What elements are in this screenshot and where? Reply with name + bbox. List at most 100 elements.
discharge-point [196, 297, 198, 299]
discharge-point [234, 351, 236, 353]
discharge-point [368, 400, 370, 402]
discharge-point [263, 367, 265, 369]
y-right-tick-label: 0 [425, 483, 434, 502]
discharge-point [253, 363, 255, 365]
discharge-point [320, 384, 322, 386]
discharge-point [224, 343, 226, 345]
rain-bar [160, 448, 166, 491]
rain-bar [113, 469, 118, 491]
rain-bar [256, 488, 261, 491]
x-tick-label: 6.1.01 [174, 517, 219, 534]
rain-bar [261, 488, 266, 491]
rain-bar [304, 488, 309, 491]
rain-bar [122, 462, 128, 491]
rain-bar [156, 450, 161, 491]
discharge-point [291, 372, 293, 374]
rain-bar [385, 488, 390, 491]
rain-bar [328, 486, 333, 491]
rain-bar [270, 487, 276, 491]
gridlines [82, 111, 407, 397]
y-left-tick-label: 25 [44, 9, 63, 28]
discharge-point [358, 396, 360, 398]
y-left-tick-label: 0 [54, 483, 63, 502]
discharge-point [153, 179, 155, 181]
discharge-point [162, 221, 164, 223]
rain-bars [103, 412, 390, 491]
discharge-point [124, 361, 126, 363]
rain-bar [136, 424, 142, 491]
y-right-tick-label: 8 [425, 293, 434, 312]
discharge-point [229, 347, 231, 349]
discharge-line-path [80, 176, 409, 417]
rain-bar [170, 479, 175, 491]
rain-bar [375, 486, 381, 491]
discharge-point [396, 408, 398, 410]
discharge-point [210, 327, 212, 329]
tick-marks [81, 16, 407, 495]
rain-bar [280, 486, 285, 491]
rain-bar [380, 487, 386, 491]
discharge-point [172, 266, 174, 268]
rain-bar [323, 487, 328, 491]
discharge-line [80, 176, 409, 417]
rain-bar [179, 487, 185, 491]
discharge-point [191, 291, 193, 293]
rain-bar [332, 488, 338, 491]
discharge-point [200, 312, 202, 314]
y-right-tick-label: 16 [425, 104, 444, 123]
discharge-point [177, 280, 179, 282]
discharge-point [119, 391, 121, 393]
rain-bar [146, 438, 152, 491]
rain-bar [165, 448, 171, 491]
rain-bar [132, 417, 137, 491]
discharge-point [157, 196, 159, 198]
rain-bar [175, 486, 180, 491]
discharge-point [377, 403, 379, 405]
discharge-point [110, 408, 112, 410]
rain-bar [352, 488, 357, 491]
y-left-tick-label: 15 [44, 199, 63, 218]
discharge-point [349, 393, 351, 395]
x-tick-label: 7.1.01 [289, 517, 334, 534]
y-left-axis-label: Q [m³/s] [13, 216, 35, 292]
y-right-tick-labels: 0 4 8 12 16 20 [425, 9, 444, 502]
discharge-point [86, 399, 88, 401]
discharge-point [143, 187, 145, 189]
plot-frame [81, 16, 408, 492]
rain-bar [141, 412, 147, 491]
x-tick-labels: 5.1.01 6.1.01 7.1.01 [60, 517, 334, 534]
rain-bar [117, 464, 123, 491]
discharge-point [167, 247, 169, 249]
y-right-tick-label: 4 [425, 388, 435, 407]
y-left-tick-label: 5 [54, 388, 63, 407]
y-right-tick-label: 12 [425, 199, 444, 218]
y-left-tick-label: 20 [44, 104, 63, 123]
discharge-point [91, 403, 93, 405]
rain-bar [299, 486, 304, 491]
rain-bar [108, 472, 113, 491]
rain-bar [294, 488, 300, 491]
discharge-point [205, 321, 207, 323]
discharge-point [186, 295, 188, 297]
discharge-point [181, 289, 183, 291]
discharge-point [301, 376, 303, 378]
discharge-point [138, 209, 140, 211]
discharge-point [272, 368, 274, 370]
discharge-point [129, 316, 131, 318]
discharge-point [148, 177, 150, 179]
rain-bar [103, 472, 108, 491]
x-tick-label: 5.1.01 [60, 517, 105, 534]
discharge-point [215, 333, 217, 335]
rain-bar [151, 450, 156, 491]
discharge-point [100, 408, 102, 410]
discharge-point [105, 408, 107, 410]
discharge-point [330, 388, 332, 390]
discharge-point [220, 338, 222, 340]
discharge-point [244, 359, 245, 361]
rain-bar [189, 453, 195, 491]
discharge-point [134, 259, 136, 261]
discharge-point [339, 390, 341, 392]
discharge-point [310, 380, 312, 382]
...
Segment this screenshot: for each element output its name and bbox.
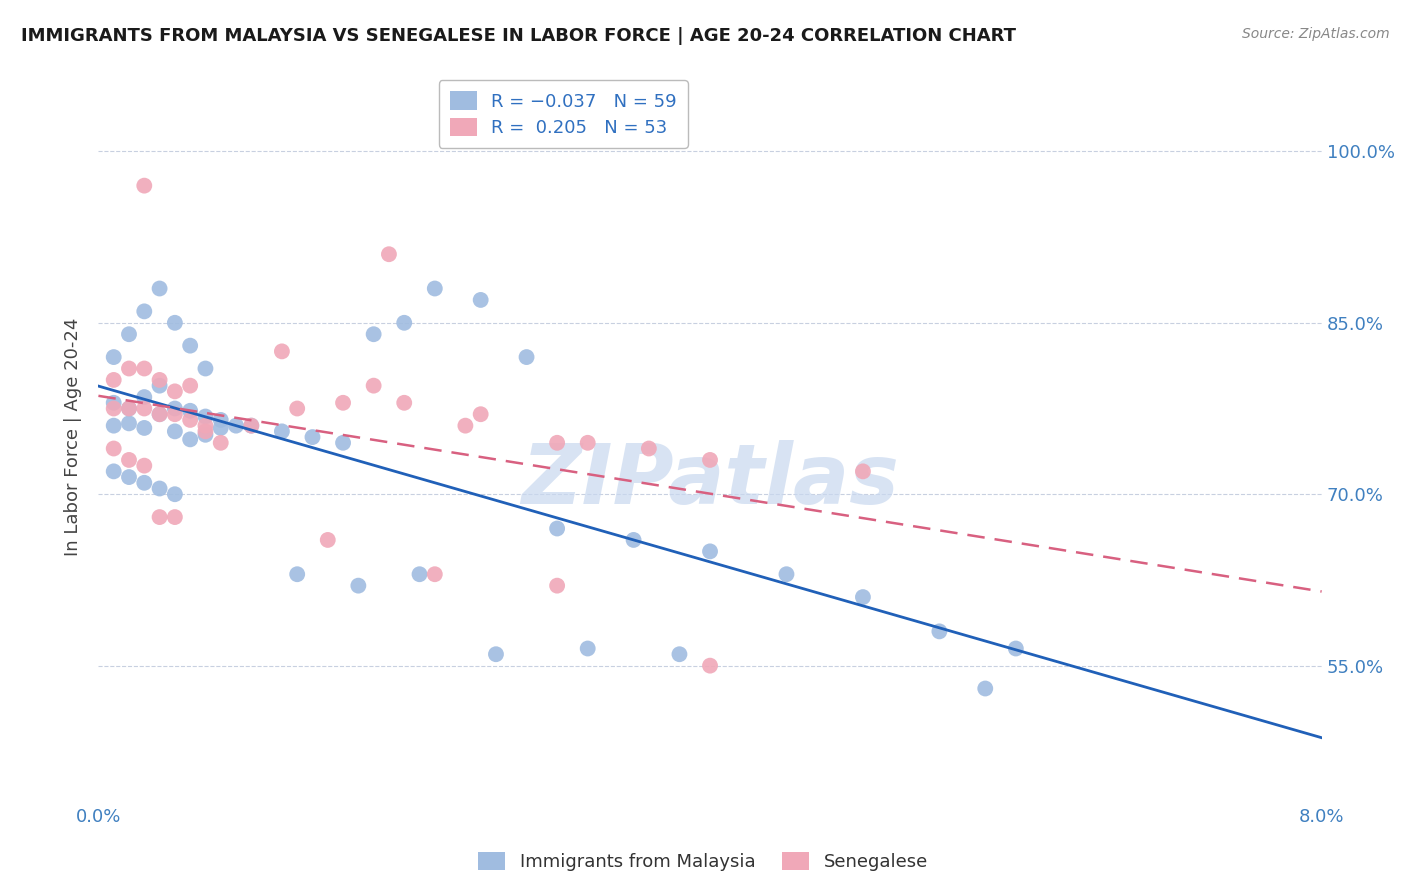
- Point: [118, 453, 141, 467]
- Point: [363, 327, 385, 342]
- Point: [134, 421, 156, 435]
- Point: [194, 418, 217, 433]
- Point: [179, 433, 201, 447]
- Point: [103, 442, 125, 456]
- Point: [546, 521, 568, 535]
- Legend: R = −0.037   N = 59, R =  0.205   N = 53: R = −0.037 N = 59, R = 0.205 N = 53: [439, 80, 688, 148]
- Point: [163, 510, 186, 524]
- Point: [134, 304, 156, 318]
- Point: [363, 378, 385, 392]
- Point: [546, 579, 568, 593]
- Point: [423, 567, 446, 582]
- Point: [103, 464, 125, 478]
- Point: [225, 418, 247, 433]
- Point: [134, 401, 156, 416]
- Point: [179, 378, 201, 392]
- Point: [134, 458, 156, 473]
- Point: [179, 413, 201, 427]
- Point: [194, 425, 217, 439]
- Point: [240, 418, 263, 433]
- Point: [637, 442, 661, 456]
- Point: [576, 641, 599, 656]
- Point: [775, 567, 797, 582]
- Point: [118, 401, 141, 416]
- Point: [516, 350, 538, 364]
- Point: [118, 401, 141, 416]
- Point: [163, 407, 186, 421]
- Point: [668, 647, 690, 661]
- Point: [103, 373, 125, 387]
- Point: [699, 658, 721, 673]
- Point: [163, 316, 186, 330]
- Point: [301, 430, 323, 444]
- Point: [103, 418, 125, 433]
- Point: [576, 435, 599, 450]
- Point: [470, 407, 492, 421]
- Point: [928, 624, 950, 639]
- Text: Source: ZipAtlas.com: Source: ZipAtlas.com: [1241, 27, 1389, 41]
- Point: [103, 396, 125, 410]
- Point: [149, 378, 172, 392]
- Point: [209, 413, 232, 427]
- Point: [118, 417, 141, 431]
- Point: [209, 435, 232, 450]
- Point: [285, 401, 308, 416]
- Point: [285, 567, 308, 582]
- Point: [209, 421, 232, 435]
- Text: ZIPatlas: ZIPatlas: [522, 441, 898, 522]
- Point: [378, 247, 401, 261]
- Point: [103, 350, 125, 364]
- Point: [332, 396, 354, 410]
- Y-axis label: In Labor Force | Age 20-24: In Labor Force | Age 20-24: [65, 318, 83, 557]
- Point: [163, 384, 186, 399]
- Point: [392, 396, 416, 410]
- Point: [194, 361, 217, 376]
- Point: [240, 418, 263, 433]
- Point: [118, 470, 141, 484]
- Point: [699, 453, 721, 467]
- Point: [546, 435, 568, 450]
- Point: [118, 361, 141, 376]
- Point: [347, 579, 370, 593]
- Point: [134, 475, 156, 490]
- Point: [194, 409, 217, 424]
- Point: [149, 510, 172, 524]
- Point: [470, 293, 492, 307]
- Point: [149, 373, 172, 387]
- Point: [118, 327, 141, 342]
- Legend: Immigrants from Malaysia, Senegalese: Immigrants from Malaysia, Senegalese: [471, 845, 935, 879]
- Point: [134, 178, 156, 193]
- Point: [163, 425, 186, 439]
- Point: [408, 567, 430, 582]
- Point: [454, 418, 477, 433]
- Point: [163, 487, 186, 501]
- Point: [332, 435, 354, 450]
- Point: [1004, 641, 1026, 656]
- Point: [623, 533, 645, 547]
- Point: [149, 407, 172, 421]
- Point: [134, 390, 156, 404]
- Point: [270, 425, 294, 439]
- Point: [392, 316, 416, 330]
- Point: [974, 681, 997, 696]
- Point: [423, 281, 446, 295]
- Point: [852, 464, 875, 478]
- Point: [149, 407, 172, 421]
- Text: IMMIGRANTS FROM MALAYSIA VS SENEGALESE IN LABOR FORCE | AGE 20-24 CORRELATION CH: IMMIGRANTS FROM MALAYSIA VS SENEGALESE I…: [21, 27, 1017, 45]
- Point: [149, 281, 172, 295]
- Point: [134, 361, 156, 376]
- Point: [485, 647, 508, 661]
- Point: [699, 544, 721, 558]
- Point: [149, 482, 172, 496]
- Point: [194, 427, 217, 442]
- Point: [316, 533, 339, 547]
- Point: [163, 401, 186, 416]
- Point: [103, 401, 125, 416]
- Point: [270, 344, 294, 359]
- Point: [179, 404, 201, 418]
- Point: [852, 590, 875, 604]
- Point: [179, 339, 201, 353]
--
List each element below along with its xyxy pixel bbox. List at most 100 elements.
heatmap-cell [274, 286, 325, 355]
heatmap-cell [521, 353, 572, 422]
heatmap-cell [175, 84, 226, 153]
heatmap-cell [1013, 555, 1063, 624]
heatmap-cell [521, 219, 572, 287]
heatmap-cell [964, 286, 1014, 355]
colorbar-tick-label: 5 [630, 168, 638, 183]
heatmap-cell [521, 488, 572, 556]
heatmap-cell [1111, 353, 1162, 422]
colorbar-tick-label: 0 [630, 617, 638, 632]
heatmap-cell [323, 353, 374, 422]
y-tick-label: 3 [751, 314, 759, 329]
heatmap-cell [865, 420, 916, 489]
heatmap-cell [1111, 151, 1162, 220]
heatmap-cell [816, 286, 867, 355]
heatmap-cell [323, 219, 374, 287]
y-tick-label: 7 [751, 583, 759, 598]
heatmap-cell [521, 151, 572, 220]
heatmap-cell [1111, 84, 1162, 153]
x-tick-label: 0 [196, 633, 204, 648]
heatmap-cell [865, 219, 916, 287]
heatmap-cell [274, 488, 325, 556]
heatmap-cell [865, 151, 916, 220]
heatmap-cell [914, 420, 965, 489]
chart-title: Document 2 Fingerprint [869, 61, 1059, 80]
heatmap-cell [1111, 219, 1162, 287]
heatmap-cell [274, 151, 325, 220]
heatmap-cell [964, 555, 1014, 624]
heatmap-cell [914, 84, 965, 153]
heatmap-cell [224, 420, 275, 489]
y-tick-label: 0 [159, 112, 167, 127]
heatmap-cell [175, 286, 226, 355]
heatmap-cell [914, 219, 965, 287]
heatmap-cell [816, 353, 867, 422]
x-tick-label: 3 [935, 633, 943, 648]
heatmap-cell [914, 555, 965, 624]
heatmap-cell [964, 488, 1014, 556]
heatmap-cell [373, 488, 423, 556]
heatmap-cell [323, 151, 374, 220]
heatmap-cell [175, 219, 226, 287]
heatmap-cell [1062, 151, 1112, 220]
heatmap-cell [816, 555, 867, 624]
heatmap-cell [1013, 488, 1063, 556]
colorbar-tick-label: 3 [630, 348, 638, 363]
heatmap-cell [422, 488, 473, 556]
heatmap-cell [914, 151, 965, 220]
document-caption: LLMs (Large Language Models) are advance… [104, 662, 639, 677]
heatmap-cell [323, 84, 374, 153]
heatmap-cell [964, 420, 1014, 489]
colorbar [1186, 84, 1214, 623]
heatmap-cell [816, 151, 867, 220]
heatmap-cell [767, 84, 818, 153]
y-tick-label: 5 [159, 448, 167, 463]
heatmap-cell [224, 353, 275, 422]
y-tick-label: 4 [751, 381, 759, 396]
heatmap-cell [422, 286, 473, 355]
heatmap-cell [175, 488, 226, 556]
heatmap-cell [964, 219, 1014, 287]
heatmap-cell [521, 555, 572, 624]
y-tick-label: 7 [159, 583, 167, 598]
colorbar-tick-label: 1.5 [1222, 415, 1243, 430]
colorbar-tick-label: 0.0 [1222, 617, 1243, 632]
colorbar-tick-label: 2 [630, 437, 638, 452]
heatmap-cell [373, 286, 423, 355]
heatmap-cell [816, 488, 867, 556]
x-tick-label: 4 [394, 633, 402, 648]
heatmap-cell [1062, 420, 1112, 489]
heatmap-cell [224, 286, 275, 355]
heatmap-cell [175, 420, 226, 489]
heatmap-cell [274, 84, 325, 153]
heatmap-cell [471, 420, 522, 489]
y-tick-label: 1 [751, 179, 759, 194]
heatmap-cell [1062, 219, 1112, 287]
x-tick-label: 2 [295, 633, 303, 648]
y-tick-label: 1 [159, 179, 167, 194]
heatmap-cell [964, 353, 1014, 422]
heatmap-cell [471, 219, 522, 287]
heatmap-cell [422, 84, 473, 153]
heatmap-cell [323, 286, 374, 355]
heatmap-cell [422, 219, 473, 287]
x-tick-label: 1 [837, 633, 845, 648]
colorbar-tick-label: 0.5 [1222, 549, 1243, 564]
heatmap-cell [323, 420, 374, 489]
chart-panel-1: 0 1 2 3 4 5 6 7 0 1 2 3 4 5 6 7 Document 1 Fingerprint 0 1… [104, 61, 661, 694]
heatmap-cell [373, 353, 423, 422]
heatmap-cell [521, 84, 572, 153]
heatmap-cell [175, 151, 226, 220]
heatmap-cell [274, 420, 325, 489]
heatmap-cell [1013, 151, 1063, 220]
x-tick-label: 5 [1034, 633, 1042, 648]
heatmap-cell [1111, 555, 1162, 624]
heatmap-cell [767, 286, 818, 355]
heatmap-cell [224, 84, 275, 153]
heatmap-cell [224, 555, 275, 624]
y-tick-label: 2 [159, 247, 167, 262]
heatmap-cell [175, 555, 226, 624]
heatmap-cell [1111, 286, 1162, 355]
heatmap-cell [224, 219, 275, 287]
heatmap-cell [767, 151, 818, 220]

> **Problem to solve**: Copy out the records from the line with "List each element" to the line with "y-tick-label: 7 [751, 583, 759, 598]", both ends included, and nothing else.

> **Response**:
List each element below along with its xyxy pixel bbox. List at most 100 elements.
heatmap-cell [274, 286, 325, 355]
heatmap-cell [521, 353, 572, 422]
heatmap-cell [175, 84, 226, 153]
heatmap-cell [1013, 555, 1063, 624]
heatmap-cell [521, 219, 572, 287]
heatmap-cell [964, 286, 1014, 355]
colorbar-tick-label: 5 [630, 168, 638, 183]
heatmap-cell [521, 488, 572, 556]
heatmap-cell [1111, 353, 1162, 422]
colorbar-tick-label: 0 [630, 617, 638, 632]
heatmap-cell [323, 353, 374, 422]
y-tick-label: 3 [751, 314, 759, 329]
heatmap-cell [865, 420, 916, 489]
heatmap-cell [1111, 151, 1162, 220]
heatmap-cell [816, 286, 867, 355]
heatmap-cell [323, 219, 374, 287]
y-tick-label: 7 [751, 583, 759, 598]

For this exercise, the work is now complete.